Task requirements
Locate the string "name" in the records below. Copy every line where it occurs.

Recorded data

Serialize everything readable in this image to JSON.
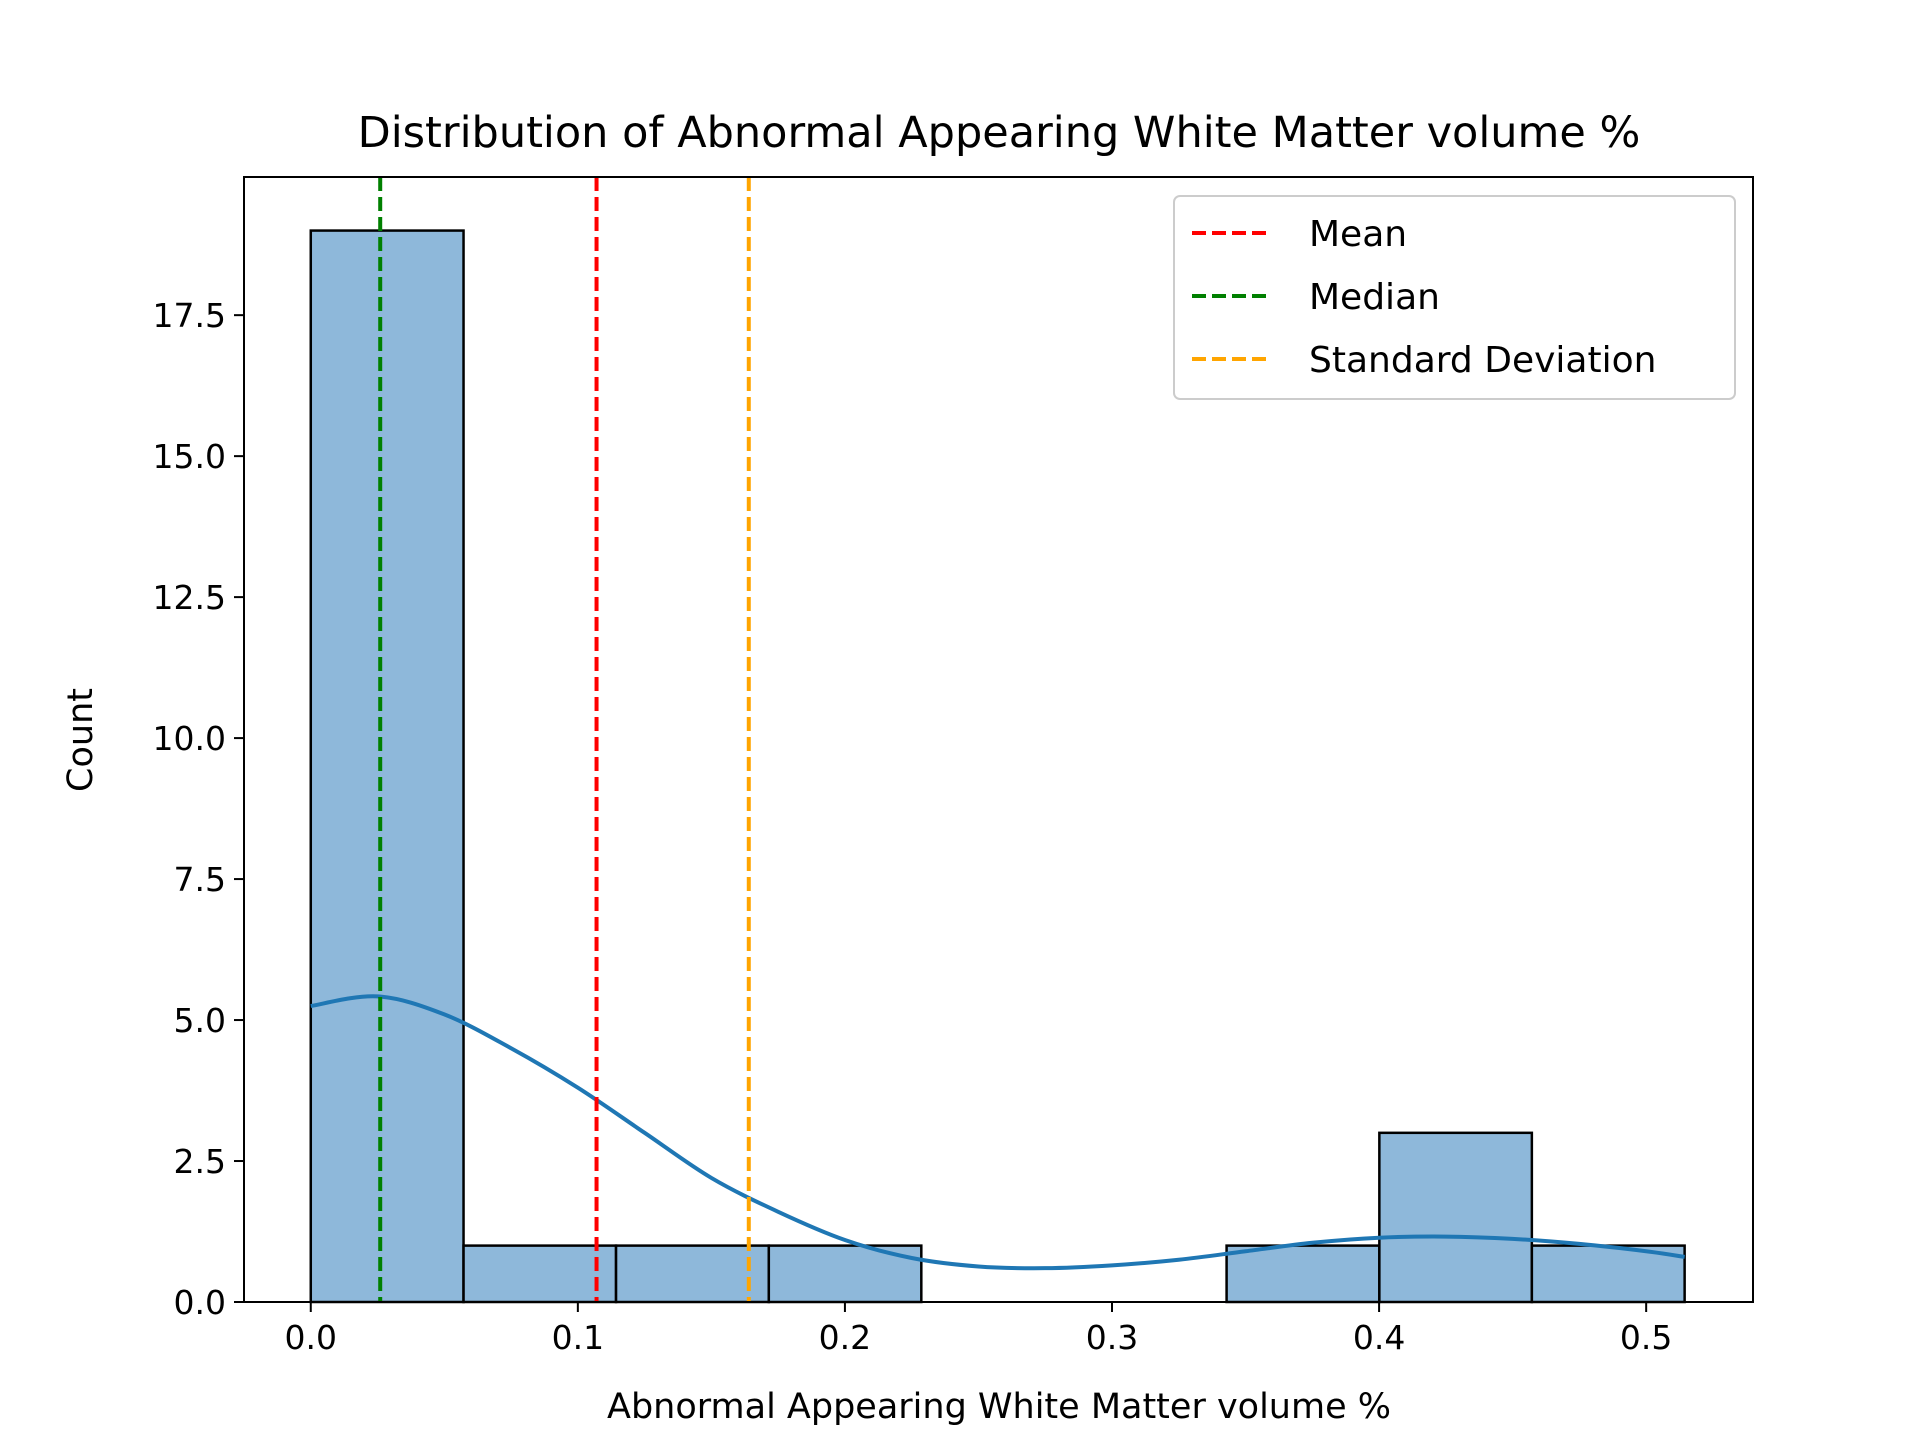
{
  "chart_data": {
    "type": "bar",
    "title": "Distribution of Abnormal Appearing White Matter volume %",
    "xlabel": "Abnormal Appearing White Matter volume %",
    "ylabel": "Count",
    "xlim": [
      -0.025,
      0.54
    ],
    "ylim": [
      0,
      19.95
    ],
    "x_ticks": [
      0.0,
      0.1,
      0.2,
      0.3,
      0.4,
      0.5
    ],
    "x_tick_labels": [
      "0.0",
      "0.1",
      "0.2",
      "0.3",
      "0.4",
      "0.5"
    ],
    "y_ticks": [
      0,
      2.5,
      5,
      7.5,
      10,
      12.5,
      15,
      17.5
    ],
    "y_tick_labels": [
      "0.0",
      "2.5",
      "5.0",
      "7.5",
      "10.0",
      "12.5",
      "15.0",
      "17.5"
    ],
    "bins": [
      {
        "start": 0.0,
        "end": 0.0572,
        "count": 19
      },
      {
        "start": 0.0572,
        "end": 0.1143,
        "count": 1
      },
      {
        "start": 0.1143,
        "end": 0.1715,
        "count": 1
      },
      {
        "start": 0.1715,
        "end": 0.2286,
        "count": 1
      },
      {
        "start": 0.2286,
        "end": 0.2858,
        "count": 0
      },
      {
        "start": 0.2858,
        "end": 0.3429,
        "count": 0
      },
      {
        "start": 0.3429,
        "end": 0.4001,
        "count": 1
      },
      {
        "start": 0.4001,
        "end": 0.4572,
        "count": 3
      },
      {
        "start": 0.4572,
        "end": 0.5144,
        "count": 1
      }
    ],
    "kde": {
      "x": [
        0.0,
        0.025,
        0.05,
        0.075,
        0.1,
        0.125,
        0.15,
        0.175,
        0.2,
        0.225,
        0.25,
        0.275,
        0.3,
        0.325,
        0.35,
        0.375,
        0.4,
        0.425,
        0.45,
        0.475,
        0.5,
        0.5144
      ],
      "y": [
        5.25,
        5.42,
        5.1,
        4.5,
        3.8,
        3.0,
        2.2,
        1.6,
        1.1,
        0.78,
        0.63,
        0.6,
        0.65,
        0.75,
        0.9,
        1.05,
        1.14,
        1.16,
        1.12,
        1.03,
        0.9,
        0.8
      ]
    },
    "reference_lines": [
      {
        "name": "Mean",
        "x": 0.107,
        "color": "#ff0000"
      },
      {
        "name": "Median",
        "x": 0.026,
        "color": "#008000"
      },
      {
        "name": "Standard Deviation",
        "x": 0.164,
        "color": "#ffa500"
      }
    ],
    "legend": {
      "placement": "top-right",
      "entries": [
        "Mean",
        "Median",
        "Standard Deviation"
      ]
    },
    "bar_color": "#8eb8da",
    "kde_color": "#1f77b4",
    "grid": false
  }
}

Full answer
        "name": "Mean",
        "name": "Median",
        "name": "Standard Deviation",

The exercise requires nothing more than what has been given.